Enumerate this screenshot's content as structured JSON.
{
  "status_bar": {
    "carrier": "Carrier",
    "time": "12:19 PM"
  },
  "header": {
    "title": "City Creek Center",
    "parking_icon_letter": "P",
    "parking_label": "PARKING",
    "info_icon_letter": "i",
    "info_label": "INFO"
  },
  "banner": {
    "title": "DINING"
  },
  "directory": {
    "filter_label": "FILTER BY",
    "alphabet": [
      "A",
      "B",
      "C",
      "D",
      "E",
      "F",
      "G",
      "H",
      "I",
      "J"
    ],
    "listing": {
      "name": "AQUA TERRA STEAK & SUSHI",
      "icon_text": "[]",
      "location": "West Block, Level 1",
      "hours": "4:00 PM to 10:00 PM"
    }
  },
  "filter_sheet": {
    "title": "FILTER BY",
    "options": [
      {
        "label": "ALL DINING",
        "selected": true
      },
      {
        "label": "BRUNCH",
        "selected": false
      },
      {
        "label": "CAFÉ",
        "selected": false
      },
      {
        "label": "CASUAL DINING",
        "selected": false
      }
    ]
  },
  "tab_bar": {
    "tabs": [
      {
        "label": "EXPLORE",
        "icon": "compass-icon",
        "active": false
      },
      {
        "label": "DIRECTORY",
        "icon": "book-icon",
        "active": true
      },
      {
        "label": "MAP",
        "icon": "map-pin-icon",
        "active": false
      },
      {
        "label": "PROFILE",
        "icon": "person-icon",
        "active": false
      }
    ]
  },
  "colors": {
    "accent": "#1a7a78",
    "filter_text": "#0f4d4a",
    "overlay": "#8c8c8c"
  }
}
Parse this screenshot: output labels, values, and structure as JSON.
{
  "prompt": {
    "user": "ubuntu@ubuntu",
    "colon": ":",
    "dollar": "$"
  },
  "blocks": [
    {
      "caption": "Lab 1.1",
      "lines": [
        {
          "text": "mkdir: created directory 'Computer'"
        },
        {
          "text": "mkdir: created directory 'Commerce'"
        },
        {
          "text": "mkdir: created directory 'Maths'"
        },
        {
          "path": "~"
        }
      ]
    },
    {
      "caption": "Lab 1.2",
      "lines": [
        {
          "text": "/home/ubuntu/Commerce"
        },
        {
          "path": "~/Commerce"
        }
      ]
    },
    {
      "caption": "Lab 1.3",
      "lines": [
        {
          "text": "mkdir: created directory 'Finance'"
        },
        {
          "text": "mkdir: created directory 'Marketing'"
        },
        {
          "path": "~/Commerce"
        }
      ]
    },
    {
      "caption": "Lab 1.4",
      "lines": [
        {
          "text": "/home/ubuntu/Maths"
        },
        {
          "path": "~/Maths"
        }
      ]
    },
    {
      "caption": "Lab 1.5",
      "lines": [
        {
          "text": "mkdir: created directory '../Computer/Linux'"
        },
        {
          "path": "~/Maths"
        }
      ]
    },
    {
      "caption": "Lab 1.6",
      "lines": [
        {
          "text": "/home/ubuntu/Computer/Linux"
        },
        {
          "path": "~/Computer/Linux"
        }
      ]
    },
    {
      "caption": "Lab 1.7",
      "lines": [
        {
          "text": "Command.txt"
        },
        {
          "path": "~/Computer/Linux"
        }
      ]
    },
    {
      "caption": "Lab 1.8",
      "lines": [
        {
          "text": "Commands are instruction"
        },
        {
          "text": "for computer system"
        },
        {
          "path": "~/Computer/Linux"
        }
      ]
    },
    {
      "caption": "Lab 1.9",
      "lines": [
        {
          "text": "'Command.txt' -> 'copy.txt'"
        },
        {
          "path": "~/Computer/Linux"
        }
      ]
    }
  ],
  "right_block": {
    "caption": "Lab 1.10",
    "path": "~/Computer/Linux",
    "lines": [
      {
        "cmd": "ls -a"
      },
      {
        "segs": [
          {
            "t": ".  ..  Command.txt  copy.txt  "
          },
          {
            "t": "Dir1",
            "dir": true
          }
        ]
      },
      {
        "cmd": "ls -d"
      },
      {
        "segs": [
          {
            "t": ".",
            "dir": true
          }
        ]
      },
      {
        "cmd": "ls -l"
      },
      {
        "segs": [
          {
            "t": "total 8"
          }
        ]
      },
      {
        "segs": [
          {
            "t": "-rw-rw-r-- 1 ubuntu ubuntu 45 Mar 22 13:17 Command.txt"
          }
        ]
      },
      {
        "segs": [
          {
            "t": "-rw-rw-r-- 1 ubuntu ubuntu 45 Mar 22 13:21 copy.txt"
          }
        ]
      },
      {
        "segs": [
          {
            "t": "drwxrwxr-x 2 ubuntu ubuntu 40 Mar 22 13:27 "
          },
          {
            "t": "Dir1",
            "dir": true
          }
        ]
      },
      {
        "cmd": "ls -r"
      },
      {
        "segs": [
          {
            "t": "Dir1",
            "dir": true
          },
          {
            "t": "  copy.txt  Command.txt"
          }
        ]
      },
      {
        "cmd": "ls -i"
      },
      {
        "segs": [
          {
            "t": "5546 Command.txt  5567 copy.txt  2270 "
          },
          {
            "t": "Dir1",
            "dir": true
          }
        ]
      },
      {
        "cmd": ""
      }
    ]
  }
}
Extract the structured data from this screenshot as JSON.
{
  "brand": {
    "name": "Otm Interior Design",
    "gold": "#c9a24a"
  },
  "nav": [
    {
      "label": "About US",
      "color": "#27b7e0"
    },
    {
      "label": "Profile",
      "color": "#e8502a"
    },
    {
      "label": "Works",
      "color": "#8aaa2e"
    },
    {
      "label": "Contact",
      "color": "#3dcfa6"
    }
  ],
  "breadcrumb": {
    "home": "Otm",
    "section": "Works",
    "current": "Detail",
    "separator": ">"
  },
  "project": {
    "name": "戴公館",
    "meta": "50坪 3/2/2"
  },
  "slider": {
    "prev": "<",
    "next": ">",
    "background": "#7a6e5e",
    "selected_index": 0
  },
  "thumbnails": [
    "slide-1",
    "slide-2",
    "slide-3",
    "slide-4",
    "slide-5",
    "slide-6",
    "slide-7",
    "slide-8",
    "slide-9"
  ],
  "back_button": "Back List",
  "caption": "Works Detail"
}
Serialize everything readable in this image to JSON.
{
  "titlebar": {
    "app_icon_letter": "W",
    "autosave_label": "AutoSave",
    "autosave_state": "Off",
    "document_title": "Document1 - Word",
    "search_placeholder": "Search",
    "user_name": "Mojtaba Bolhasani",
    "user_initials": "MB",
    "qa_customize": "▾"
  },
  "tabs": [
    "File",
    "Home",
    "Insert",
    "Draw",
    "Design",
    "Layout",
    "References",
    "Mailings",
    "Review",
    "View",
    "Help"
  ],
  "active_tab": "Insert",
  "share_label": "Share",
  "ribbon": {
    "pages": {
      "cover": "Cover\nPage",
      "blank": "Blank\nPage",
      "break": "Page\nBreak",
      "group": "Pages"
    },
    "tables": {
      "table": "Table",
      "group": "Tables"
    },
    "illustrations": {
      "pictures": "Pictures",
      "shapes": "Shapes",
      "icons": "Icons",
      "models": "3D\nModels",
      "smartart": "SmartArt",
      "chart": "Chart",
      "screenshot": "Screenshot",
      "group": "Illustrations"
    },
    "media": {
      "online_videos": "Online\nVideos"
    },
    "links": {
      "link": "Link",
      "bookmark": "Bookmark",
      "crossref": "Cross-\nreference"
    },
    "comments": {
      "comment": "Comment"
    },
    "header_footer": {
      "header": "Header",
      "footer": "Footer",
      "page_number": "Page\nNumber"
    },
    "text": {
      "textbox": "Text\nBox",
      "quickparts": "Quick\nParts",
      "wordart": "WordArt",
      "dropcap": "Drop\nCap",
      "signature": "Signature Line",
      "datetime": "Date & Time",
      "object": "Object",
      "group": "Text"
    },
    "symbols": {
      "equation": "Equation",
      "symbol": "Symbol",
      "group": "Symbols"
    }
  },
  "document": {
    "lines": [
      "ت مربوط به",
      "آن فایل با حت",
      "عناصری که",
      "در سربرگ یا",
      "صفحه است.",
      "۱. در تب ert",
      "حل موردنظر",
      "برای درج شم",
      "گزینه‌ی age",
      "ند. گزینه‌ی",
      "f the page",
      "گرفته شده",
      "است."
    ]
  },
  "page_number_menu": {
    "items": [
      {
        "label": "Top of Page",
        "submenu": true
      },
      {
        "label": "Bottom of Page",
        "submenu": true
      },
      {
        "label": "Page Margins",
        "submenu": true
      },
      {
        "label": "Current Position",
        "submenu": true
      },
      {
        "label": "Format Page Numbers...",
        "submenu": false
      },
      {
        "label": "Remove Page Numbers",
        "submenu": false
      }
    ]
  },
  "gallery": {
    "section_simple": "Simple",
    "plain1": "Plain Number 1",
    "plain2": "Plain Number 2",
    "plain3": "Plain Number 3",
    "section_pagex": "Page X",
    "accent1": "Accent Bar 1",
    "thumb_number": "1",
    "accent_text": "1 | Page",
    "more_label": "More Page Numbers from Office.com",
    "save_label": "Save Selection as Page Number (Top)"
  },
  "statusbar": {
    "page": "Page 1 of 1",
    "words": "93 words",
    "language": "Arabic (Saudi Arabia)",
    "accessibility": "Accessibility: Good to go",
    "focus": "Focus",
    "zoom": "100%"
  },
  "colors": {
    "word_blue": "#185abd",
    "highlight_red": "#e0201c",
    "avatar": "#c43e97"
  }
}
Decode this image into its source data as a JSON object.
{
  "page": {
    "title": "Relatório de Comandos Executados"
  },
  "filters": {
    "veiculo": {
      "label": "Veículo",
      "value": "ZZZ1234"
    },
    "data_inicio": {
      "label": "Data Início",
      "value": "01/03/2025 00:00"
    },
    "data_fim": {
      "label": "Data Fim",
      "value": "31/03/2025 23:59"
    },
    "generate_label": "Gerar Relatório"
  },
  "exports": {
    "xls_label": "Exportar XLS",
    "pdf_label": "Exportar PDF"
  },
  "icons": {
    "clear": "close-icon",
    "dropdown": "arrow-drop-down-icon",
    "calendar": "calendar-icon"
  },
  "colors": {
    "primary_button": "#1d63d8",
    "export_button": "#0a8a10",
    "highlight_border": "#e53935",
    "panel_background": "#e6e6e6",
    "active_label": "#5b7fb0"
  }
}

──────────

◆ **EXERCISE GOAL**
Determine the number of lines in the listing that contain the string "Maths". Write that number and nothing else.

◆ **FULL OUTPUT**
4